═════ ENTRIES SHOWN

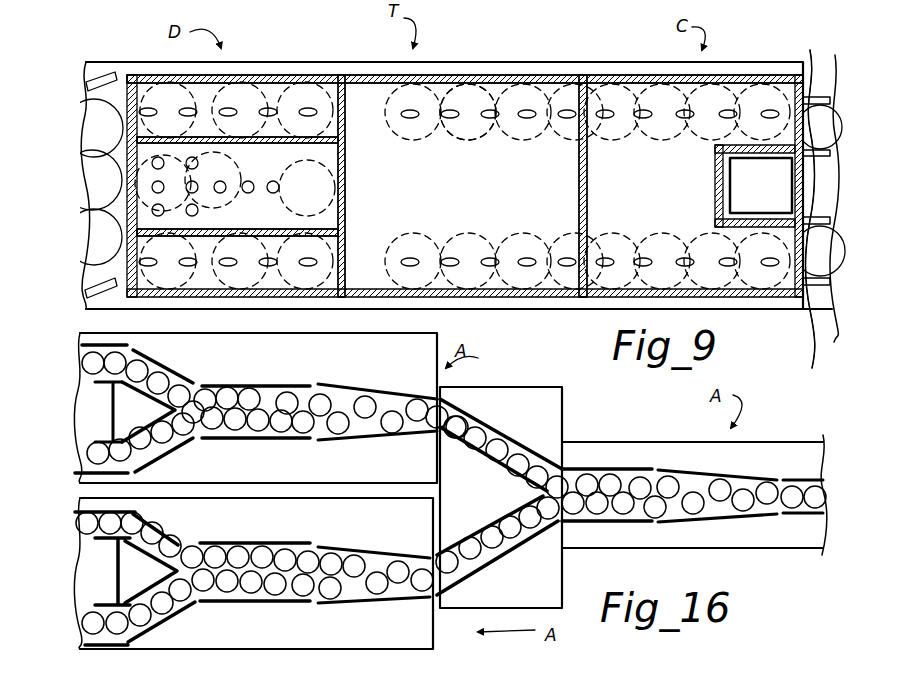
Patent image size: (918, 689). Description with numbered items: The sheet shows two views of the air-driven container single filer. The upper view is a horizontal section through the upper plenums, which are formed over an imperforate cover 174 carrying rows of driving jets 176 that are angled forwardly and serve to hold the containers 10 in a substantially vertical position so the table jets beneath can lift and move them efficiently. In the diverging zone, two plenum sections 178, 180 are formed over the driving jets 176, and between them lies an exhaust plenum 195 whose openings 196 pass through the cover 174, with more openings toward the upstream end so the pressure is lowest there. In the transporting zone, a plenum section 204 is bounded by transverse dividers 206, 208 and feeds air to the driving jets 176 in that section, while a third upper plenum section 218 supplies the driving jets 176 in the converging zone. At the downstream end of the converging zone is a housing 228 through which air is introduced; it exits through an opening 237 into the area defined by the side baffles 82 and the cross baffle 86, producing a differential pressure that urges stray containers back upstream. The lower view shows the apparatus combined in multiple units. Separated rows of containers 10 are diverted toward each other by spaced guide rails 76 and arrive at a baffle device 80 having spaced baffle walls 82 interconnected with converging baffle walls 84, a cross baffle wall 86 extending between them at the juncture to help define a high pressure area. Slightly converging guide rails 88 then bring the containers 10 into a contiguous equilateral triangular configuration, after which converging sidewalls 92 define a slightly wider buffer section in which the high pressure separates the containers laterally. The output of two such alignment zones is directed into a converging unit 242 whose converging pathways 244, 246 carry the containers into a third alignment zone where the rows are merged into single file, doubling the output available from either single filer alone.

In FIG. 16, the containers 10 is at (230, 403).
In FIG. 9, the guide rails 76 is at (810, 62).
In FIG. 16, the baffle device 80 is at (163, 382).
In FIG. 16, the baffle walls 82 is at (98, 382).
In FIG. 9, the converging baffle walls 84 is at (822, 190).
In FIG. 16, the converging baffle walls 84 is at (156, 420).
In FIG. 16, the cross baffle wall 86 is at (155, 366).
In FIG. 16, the guide rails 88 is at (280, 384).
In FIG. 16, the converging sidewalls 92 is at (350, 386).
In FIG. 9, the imperforate cover 174 is at (478, 199).
In FIG. 9, the driving jets 176 is at (320, 107).
In FIG. 9, the plenum section 178 is at (320, 250).
In FIG. 9, the plenum section 180 is at (272, 92).
In FIG. 9, the exhaust plenum 195 is at (345, 175).
In FIG. 9, the openings 196 is at (192, 186).
In FIG. 9, the plenum section 204 is at (493, 88).
In FIG. 9, the divider 206 is at (348, 148).
In FIG. 9, the divider 208 is at (580, 192).
In FIG. 9, the third upper plenum section 218 is at (593, 88).
In FIG. 9, the housing 228 is at (723, 147).
In FIG. 9, the opening 237 is at (737, 170).
In FIG. 16, the converging unit 242 is at (505, 387).
In FIG. 16, the converging pathway 244 is at (515, 553).
In FIG. 16, the converging pathway 246 is at (500, 437).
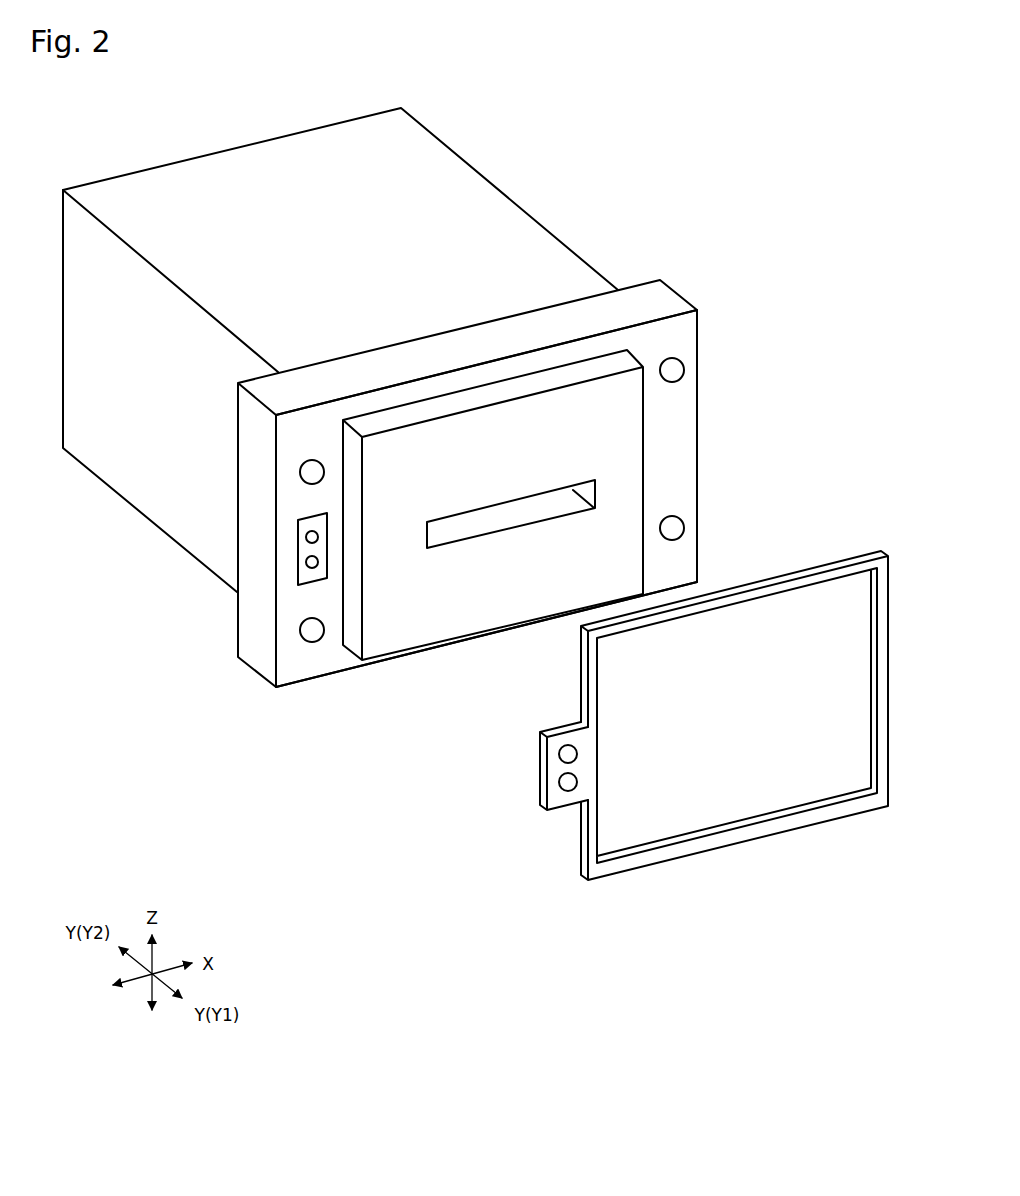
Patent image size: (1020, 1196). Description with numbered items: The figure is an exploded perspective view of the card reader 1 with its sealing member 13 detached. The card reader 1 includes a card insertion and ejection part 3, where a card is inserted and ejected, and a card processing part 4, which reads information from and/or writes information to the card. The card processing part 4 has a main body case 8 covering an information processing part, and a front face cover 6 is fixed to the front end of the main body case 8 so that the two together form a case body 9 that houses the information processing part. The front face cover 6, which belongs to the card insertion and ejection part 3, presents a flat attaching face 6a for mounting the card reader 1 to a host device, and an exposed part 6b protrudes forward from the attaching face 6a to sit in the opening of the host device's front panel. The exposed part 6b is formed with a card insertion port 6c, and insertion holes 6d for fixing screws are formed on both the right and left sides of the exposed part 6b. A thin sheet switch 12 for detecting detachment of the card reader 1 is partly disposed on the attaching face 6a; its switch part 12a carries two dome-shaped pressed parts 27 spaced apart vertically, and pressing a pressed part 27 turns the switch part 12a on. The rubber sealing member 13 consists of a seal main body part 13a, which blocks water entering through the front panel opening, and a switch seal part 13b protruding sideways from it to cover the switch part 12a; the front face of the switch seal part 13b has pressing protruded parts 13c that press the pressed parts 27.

The card reader 1 is at (590, 150).
The card insertion and ejection part 3 is at (421, 422).
The card processing part 4 is at (452, 150).
The front face cover 6 is at (680, 294).
The card reader side attaching face 6a is at (683, 440).
The exposed part 6b is at (473, 622).
The card insertion port 6c is at (517, 513).
The insertion holes 6d is at (684, 370).
The main body case 8 is at (402, 349).
The case body 9 is at (421, 422).
The sheet switch 12 is at (277, 542).
The switch part 12a is at (277, 542).
The sealing member 13 is at (668, 734).
The seal main body part 13a is at (735, 850).
The switch seal part 13b is at (563, 812).
The pressing protruded part 13c is at (558, 754).
The pressed part 27 is at (333, 556).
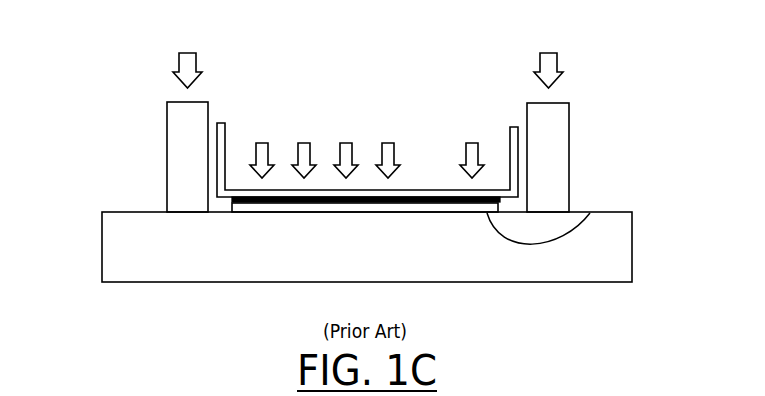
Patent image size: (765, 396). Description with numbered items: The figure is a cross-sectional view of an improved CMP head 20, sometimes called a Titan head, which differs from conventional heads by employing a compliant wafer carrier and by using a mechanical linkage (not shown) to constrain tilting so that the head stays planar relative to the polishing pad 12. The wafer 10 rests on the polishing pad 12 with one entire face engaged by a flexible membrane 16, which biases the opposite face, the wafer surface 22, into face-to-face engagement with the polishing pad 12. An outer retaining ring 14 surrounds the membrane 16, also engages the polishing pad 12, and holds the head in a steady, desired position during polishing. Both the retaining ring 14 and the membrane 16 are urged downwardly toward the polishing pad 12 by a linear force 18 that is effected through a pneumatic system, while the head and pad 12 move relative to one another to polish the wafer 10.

The wafer 10 is at (232, 210).
The polishing pad 12 is at (110, 237).
The outer retaining ring 14 is at (167, 140).
The flexible membrane 16 is at (423, 188).
The linear force 18 is at (198, 55).
The improved CMP head 20 is at (442, 50).
The wafer surface 22 is at (590, 213).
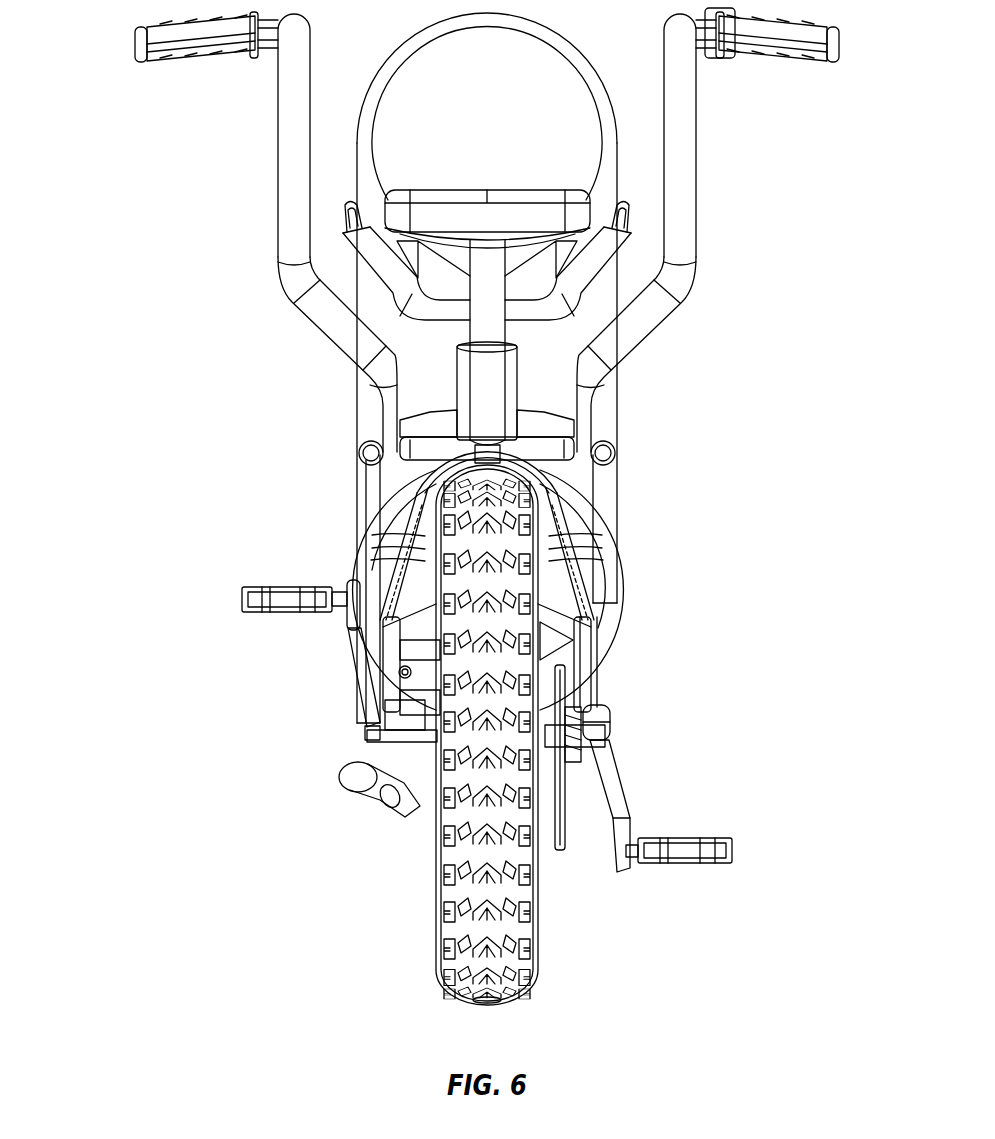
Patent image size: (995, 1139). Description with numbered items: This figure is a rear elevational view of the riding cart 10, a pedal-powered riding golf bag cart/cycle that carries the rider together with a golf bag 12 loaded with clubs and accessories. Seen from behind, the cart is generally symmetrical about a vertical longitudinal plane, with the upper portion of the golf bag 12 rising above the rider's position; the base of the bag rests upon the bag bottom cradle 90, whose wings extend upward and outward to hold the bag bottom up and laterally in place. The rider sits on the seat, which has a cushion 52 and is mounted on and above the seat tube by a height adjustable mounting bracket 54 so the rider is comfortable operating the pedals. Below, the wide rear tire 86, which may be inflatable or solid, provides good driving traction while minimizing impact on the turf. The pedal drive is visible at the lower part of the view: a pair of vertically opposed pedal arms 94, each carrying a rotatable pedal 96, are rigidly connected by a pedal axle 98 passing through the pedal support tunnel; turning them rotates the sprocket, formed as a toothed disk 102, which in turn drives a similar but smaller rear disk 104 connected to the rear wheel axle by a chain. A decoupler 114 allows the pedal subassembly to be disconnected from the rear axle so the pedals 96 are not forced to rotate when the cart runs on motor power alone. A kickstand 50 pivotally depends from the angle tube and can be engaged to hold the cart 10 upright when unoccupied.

The riding cart 10 is at (142, 107).
The golf bag 12 is at (500, 113).
The kickstand 50 is at (340, 790).
The cushion 52 is at (583, 247).
The height adjustable mounting bracket 54 is at (558, 217).
The rear tire 86 is at (533, 975).
The bag bottom cradle 90 is at (597, 580).
The pedal arm 94 is at (357, 665).
The pedal 96 is at (268, 612).
The pedal axle 98 is at (380, 548).
The toothed disk 102 is at (600, 790).
The rear disk 104 is at (600, 710).
The decoupler 114 is at (563, 853).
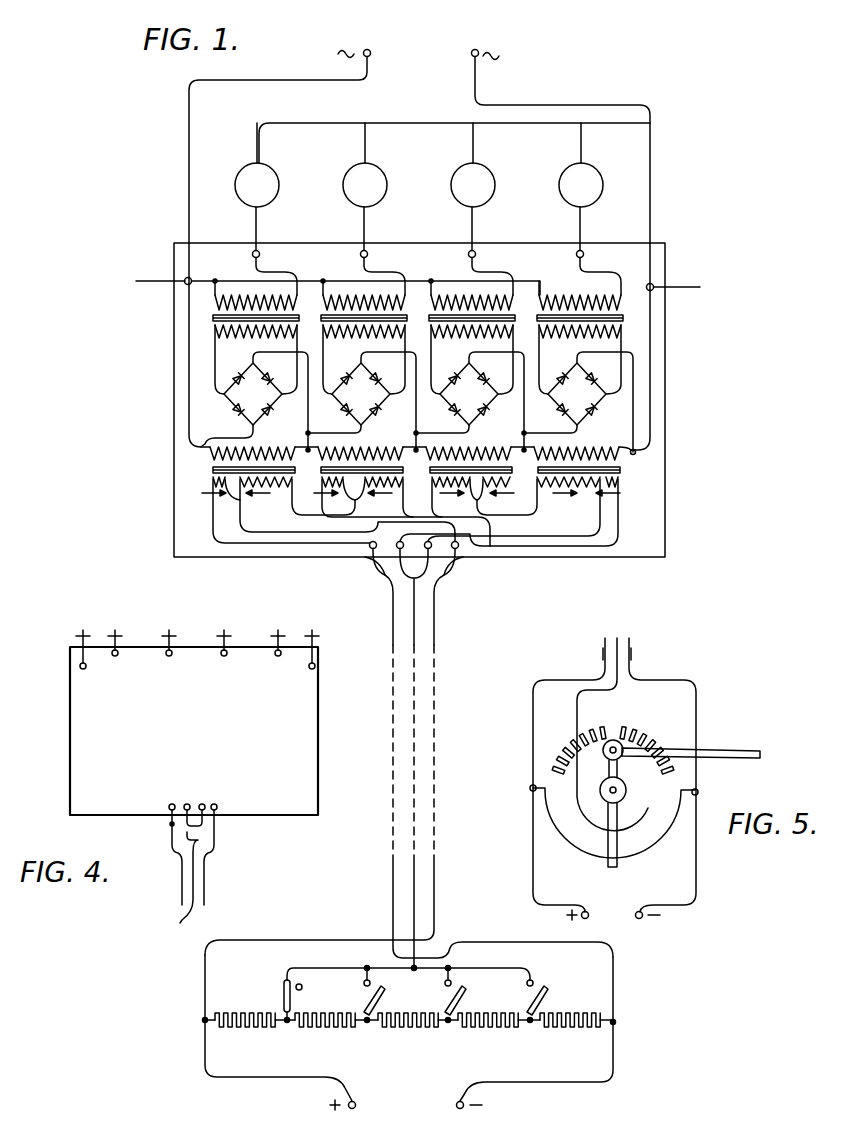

══════════

> _OBJECTIVE_
Turn these lines into a JSON list of strings, one string per line, leaving out the blank lines and the pictures.

> _EXERCISE RESPONSE_
[
  "Patent image size: (918, 689). Description with numbered items: The sheet shows two views of the air-driven container single filer. The upper view is a horizontal section through the upper plenums, which are formed over an imperforate cover 174 carrying rows of driving jets 176 that are angled forwardly and serve to hold the containers 10 in a substantially vertical position so the table jets beneath can lift and move them efficiently. In the diverging zone, two plenum sections 178, 180 are formed over the driving jets 176, and between them lies an exhaust plenum 195 whose openings 196 pass through the cover 174, with more openings toward the upstream end so the pressure is lowest there. In the transporting zone, a plenum section 204 is bounded by transverse dividers 206, 208 and feeds air to the driving jets 176 in that section, while a third upper plenum section 218 supplies the driving jets 176 in the converging zone. At the downstream end of the converging zone is a housing 228 through which air is introduced; it exits through an opening 237 into the area defined by the side baffles 82 and the cross baffle 86, producing a differential pressure that urges stray containers back upstream. The lower view shows the apparatus combined in multiple units. Separated rows of containers 10 are diverted toward each other by spaced guide rails 76 and arrive at a baffle device 80 having spaced baffle walls 82 interconnected with converging baffle walls 84, a cross baffle wall 86 extending between them at the juncture to help define a high pressure area. Slightly converging guide rails 88 then bring the containers 10 into a contiguous equilateral triangular configuration, after which converging sidewalls 92 define a slightly wider buffer section in which the high pressure separates the containers laterally. The output of two such alignment zones is directed into a converging unit 242 whose converging pathways 244, 246 carry the containers into a third alignment zone where the rows are merged into single file, doubling the output available from either single filer alone.",
  "In FIG. 16, the containers 10 is at (230, 403).",
  "In FIG. 9, the guide rails 76 is at (810, 62).",
  "In FIG. 16, the baffle device 80 is at (163, 382).",
  "In FIG. 16, the baffle walls 82 is at (98, 382).",
  "In FIG. 9, the converging baffle walls 84 is at (822, 190).",
  "In FIG. 16, the converging baffle walls 84 is at (156, 420).",
  "In FIG. 16, the cross baffle wall 86 is at (155, 366).",
  "In FIG. 16, the guide rails 88 is at (280, 384).",
  "In FIG. 16, the converging sidewalls 92 is at (350, 386).",
  "In FIG. 9, the imperforate cover 174 is at (478, 199).",
  "In FIG. 9, the driving jets 176 is at (320, 107).",
  "In FIG. 9, the plenum section 178 is at (320, 250).",
  "In FIG. 9, the plenum section 180 is at (272, 92).",
  "In FIG. 9, the exhaust plenum 195 is at (345, 175).",
  "In FIG. 9, the openings 196 is at (192, 186).",
  "In FIG. 9, the plenum section 204 is at (493, 88).",
  "In FIG. 9, the divider 206 is at (348, 148).",
  "In FIG. 9, the divider 208 is at (580, 192).",
  "In FIG. 9, the third upper plenum section 218 is at (593, 88).",
  "In FIG. 9, the housing 228 is at (723, 147).",
  "In FIG. 9, the opening 237 is at (737, 170).",
  "In FIG. 16, the converging unit 242 is at (505, 387).",
  "In FIG. 16, the converging pathway 244 is at (515, 553).",
  "In FIG. 16, the converging pathway 246 is at (500, 437).",
  "Patent image size: (1020, 1196). Description with numbered items: The figure is an exploded perspective view of the card reader 1 with its sealing member 13 detached. The card reader 1 includes a card insertion and ejection part 3, where a card is inserted and ejected, and a card processing part 4, which reads information from and/or writes information to the card. The card processing part 4 has a main body case 8 covering an information processing part, and a front face cover 6 is fixed to the front end of the main body case 8 so that the two together form a case body 9 that houses the information processing part. The front face cover 6, which belongs to the card insertion and ejection part 3, presents a flat attaching face 6a for mounting the card reader 1 to a host device, and an exposed part 6b protrudes forward from the attaching face 6a to sit in the opening of the host device's front panel. The exposed part 6b is formed with a card insertion port 6c, and insertion holes 6d for fixing screws are formed on both the right and left sides of the exposed part 6b. A thin sheet switch 12 for detecting detachment of the card reader 1 is partly disposed on the attaching face 6a; its switch part 12a carries two dome-shaped pressed parts 27 spaced apart vertically, and pressing a pressed part 27 turns the switch part 12a on. The rubber sealing member 13 consists of a seal main body part 13a, which blocks water entering through the front panel opening, and a switch seal part 13b protruding sideways from it to cover the switch part 12a; the front face of the switch seal part 13b has pressing protruded parts 13c that press the pressed parts 27.",
  "The card reader 1 is at (590, 150).",
  "The card insertion and ejection part 3 is at (421, 422).",
  "The card processing part 4 is at (452, 150).",
  "The front face cover 6 is at (680, 294).",
  "The card reader side attaching face 6a is at (683, 440).",
  "The exposed part 6b is at (473, 622).",
  "The card insertion port 6c is at (517, 513).",
  "The insertion holes 6d is at (684, 370).",
  "The main body case 8 is at (402, 349).",
  "The case body 9 is at (421, 422).",
  "The sheet switch 12 is at (277, 542).",
  "The switch part 12a is at (277, 542).",
  "The sealing member 13 is at (668, 734).",
  "The seal main body part 13a is at (735, 850).",
  "The switch seal part 13b is at (563, 812).",
  "The pressing protruded part 13c is at (558, 754).",
  "The pressed part 27 is at (333, 556).",
  "Patent image size: (765, 396). Description with numbered items: The figure is a cross-sectional view of an improved CMP head 20, sometimes called a Titan head, which differs from conventional heads by employing a compliant wafer carrier and by using a mechanical linkage (not shown) to constrain tilting so that the head stays planar relative to the polishing pad 12. The wafer 10 rests on the polishing pad 12 with one entire face engaged by a flexible membrane 16, which biases the opposite face, the wafer surface 22, into face-to-face engagement with the polishing pad 12. An outer retaining ring 14 surrounds the membrane 16, also engages the polishing pad 12, and holds the head in a steady, desired position during polishing. Both the retaining ring 14 and the membrane 16 are urged downwardly toward the polishing pad 12 by a linear force 18 that is effected through a pneumatic system, while the head and pad 12 move relative to one another to polish the wafer 10.",
  "The wafer 10 is at (232, 210).",
  "The polishing pad 12 is at (110, 237).",
  "The outer retaining ring 14 is at (167, 140).",
  "The flexible membrane 16 is at (423, 188).",
  "The linear force 18 is at (198, 55).",
  "The improved CMP head 20 is at (442, 50).",
  "The wafer surface 22 is at (590, 213).",
  "Patent image size: (995, 1139). Description with numbered items: This figure is a rear elevational view of the riding cart 10, a pedal-powered riding golf bag cart/cycle that carries the rider together with a golf bag 12 loaded with clubs and accessories. Seen from behind, the cart is generally symmetrical about a vertical longitudinal plane, with the upper portion of the golf bag 12 rising above the rider's position; the base of the bag rests upon the bag bottom cradle 90, whose wings extend upward and outward to hold the bag bottom up and laterally in place. The rider sits on the seat, which has a cushion 52 and is mounted on and above the seat tube by a height adjustable mounting bracket 54 so the rider is comfortable operating the pedals. Below, the wide rear tire 86, which may be inflatable or solid, provides good driving traction while minimizing impact on the turf. The pedal drive is visible at the lower part of the view: a pair of vertically opposed pedal arms 94, each carrying a rotatable pedal 96, are rigidly connected by a pedal axle 98 passing through the pedal support tunnel; turning them rotates the sprocket, formed as a toothed disk 102, which in turn drives a similar but smaller rear disk 104 connected to the rear wheel axle by a chain. A decoupler 114 allows the pedal subassembly to be disconnected from the rear axle so the pedals 96 are not forced to rotate when the cart runs on motor power alone. A kickstand 50 pivotally depends from the angle tube and can be engaged to hold the cart 10 upright when unoccupied.",
  "The riding cart 10 is at (142, 107).",
  "The golf bag 12 is at (500, 113).",
  "The kickstand 50 is at (340, 790).",
  "The cushion 52 is at (583, 247).",
  "The height adjustable mounting bracket 54 is at (558, 217).",
  "The rear tire 86 is at (533, 975).",
  "The bag bottom cradle 90 is at (597, 580).",
  "The pedal arm 94 is at (357, 665).",
  "The pedal 96 is at (268, 612).",
  "The pedal axle 98 is at (380, 548).",
  "The toothed disk 102 is at (600, 790).",
  "The rear disk 104 is at (600, 710).",
  "The decoupler 114 is at (563, 853)."
]